**EXERCISE PROMPT**
Records follow. Select each line holding "What".

--- start INFORMATION SUPPLIED ---

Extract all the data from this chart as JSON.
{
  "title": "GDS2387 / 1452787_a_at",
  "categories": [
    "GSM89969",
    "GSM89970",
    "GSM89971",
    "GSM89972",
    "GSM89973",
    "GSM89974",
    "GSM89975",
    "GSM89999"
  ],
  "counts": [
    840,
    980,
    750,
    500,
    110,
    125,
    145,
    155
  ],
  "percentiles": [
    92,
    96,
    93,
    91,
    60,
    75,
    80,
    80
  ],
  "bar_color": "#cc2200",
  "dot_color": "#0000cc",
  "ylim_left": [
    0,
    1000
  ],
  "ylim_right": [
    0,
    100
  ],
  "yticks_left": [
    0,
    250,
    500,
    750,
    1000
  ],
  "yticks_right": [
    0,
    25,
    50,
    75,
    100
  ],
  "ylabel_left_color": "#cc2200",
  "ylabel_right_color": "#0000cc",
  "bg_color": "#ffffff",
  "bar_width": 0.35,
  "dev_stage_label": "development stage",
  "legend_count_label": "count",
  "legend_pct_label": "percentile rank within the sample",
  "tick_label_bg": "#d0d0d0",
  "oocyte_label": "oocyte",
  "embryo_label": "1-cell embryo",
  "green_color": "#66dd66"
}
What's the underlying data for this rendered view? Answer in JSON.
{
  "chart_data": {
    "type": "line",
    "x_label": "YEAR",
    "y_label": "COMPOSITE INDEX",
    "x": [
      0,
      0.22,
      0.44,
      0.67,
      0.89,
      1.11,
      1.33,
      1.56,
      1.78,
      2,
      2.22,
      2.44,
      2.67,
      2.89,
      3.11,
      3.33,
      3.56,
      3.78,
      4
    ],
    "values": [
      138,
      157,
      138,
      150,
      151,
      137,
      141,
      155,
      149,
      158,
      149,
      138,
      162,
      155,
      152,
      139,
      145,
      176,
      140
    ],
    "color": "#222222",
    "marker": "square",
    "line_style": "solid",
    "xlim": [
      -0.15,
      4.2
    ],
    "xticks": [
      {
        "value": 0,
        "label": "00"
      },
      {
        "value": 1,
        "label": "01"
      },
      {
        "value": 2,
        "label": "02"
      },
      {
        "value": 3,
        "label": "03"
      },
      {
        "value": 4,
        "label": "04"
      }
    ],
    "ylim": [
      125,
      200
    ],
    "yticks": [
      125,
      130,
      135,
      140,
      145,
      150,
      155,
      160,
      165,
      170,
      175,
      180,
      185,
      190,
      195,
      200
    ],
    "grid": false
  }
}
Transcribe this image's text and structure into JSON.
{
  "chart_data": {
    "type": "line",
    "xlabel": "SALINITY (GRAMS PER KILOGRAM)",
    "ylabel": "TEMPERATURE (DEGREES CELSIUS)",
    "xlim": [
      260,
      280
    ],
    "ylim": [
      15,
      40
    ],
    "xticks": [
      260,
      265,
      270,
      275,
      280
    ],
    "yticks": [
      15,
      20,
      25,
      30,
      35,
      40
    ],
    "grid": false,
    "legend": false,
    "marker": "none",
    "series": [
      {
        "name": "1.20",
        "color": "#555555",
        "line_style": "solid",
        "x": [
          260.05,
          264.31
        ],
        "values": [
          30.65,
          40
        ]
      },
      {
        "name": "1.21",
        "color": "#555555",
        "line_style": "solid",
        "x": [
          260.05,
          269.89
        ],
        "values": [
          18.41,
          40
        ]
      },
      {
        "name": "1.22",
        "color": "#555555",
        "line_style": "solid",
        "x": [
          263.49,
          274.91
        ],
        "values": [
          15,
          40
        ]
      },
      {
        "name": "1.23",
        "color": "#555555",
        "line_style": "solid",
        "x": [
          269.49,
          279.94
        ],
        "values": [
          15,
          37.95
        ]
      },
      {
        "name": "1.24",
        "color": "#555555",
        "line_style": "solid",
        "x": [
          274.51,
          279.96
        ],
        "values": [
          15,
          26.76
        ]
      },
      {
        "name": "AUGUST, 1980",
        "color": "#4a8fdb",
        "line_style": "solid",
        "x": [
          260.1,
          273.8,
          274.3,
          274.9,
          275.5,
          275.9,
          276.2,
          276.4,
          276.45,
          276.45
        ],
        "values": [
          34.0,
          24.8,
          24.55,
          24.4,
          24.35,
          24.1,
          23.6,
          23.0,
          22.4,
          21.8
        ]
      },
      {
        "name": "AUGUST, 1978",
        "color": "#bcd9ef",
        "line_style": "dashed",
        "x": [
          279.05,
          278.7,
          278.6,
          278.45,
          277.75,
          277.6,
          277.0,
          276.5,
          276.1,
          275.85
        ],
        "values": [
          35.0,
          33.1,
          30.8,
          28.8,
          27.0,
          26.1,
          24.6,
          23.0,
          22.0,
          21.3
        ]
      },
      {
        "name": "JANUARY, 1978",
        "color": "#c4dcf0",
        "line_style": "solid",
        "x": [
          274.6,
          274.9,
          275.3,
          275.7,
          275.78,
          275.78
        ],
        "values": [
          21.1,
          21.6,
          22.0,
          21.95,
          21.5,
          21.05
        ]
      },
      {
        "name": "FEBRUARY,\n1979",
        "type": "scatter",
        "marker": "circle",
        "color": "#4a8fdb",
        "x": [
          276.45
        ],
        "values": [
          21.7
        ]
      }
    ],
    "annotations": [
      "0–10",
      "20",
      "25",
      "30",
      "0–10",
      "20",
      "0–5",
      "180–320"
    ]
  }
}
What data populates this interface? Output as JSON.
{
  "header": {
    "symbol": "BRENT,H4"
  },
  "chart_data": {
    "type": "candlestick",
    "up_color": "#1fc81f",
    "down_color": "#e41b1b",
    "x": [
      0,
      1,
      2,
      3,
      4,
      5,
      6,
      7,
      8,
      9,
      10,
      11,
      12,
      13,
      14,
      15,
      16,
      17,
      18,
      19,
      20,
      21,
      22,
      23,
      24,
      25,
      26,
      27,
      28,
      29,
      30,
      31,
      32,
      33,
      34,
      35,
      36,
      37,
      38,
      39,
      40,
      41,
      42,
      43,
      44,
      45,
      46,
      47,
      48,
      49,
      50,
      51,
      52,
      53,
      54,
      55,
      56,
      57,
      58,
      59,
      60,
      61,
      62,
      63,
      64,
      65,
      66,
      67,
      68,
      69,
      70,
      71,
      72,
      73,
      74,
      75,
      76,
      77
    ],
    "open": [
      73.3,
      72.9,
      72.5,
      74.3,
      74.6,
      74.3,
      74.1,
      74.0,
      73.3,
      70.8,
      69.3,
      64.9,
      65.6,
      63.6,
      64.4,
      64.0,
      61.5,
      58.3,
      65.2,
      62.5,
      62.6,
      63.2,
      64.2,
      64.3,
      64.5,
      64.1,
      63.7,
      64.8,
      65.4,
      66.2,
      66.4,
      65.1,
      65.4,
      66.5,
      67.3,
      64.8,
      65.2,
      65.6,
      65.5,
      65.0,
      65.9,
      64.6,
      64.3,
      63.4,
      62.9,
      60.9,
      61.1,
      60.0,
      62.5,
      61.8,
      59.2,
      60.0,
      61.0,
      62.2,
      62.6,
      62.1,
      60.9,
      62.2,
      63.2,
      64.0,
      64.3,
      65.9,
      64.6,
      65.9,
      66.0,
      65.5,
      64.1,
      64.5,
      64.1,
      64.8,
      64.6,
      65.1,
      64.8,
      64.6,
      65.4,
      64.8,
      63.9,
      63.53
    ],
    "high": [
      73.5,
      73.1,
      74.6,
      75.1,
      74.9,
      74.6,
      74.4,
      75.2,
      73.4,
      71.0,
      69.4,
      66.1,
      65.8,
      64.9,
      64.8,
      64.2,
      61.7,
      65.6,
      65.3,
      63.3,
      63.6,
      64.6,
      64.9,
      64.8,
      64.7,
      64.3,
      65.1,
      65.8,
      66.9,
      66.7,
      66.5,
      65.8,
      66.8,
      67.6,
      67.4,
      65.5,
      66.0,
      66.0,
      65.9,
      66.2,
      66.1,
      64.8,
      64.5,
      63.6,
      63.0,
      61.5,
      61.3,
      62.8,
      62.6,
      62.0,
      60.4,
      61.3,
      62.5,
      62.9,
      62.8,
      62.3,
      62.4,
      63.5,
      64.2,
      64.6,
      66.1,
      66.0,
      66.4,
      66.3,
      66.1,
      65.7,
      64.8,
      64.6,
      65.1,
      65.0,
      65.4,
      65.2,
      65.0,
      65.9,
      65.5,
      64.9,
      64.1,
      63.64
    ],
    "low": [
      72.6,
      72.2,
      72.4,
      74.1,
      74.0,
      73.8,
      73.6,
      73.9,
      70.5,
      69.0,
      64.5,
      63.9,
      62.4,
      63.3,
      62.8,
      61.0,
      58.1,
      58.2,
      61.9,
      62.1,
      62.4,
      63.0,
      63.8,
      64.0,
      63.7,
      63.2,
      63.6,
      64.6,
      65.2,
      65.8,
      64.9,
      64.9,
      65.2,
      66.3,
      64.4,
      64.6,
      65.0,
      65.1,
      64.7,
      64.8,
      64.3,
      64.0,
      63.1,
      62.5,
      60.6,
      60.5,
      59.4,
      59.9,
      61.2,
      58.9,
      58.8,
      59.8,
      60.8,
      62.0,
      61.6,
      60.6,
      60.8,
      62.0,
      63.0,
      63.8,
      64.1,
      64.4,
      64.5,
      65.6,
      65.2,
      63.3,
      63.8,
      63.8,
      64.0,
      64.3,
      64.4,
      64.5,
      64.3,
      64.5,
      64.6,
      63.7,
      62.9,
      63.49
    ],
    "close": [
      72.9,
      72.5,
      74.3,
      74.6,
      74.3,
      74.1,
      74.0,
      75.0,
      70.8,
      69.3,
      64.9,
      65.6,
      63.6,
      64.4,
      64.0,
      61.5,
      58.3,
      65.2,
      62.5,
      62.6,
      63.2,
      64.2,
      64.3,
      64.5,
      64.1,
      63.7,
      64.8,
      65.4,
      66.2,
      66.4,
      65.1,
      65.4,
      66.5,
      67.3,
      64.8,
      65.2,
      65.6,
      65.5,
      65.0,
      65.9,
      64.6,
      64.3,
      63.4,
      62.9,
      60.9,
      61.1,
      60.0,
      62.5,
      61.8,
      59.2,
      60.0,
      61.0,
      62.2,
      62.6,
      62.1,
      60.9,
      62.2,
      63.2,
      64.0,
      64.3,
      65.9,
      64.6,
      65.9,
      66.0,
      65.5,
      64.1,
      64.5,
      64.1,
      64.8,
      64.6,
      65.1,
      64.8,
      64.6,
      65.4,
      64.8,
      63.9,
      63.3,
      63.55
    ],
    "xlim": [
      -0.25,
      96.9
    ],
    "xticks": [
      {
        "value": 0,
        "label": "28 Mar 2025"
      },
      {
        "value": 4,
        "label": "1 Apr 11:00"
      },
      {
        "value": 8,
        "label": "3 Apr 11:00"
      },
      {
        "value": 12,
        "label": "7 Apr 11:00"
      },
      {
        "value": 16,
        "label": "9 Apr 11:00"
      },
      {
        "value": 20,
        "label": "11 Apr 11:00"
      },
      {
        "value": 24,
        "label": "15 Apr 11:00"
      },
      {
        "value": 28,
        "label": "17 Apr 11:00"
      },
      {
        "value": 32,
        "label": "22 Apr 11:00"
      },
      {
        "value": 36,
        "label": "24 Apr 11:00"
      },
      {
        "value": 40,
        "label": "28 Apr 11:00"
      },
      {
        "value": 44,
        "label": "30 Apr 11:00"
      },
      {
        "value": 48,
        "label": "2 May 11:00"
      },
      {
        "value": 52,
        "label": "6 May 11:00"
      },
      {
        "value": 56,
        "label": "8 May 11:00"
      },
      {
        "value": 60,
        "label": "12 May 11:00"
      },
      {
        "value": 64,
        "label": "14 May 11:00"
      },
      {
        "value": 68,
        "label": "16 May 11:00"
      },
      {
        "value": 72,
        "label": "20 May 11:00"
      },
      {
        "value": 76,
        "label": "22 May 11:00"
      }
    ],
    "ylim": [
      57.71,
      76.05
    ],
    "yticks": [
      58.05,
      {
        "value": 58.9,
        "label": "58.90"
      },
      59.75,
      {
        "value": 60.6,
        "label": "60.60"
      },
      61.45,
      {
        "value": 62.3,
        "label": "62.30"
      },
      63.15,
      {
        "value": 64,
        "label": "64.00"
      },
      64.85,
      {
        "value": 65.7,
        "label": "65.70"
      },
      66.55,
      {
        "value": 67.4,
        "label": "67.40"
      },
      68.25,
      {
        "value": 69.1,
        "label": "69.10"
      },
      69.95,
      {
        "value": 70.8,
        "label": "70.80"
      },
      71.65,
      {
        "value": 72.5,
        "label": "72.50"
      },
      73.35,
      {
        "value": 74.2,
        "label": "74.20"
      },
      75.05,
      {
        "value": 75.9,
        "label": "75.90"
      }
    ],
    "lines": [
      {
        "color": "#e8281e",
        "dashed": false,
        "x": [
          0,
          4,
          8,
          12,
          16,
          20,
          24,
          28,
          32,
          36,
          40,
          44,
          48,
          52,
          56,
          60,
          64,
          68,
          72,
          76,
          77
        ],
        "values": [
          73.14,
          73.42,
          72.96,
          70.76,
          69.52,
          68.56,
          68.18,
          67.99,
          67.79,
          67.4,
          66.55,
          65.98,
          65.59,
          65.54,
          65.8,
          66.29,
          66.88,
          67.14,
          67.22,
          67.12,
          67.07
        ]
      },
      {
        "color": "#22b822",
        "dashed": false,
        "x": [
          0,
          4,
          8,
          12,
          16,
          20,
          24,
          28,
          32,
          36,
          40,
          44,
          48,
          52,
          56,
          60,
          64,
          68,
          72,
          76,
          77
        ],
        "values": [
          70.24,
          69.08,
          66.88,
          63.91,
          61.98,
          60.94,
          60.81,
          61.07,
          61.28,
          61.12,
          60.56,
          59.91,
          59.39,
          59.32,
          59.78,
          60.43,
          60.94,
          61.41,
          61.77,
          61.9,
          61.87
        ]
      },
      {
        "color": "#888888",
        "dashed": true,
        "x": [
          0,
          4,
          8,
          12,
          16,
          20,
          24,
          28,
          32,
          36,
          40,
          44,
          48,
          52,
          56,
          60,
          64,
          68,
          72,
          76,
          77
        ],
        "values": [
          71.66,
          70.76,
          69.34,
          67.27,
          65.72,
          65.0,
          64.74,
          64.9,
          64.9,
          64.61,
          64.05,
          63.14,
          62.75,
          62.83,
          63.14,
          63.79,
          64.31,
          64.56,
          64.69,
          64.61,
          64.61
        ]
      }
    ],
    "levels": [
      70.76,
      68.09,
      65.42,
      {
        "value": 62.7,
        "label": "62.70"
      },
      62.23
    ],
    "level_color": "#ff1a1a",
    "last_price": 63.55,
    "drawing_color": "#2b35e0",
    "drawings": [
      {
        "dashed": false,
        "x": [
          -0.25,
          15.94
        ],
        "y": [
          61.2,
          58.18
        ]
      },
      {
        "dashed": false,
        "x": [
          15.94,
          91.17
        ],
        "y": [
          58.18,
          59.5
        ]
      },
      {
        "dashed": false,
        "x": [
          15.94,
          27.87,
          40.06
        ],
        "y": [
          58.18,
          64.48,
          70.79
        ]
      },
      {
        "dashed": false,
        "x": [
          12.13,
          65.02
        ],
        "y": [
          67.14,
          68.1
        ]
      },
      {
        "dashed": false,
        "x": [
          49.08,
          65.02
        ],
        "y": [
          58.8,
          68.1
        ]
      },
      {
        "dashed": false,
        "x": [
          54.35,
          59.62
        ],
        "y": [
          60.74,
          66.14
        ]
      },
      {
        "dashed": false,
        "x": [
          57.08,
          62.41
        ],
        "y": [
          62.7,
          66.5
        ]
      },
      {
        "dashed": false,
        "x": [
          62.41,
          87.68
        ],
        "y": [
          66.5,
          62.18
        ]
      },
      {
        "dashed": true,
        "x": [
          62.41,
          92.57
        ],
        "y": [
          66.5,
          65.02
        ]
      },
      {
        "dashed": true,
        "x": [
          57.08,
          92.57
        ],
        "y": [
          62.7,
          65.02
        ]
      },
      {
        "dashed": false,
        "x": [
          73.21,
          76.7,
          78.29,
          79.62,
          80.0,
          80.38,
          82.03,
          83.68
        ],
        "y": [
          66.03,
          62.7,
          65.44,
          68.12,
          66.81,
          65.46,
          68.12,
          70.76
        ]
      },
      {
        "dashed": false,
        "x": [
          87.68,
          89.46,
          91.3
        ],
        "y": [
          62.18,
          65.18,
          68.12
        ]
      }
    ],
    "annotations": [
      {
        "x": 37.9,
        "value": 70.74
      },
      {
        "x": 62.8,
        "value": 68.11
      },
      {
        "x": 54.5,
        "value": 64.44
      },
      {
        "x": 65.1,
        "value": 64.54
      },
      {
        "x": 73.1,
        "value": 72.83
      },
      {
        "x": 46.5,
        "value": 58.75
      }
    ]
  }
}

--- end INFORMATION SUPPLIED ---

**TASK ANSWER**
What's the underlying data for this rendered view? Answer in JSON.
What data populates this interface? Output as JSON.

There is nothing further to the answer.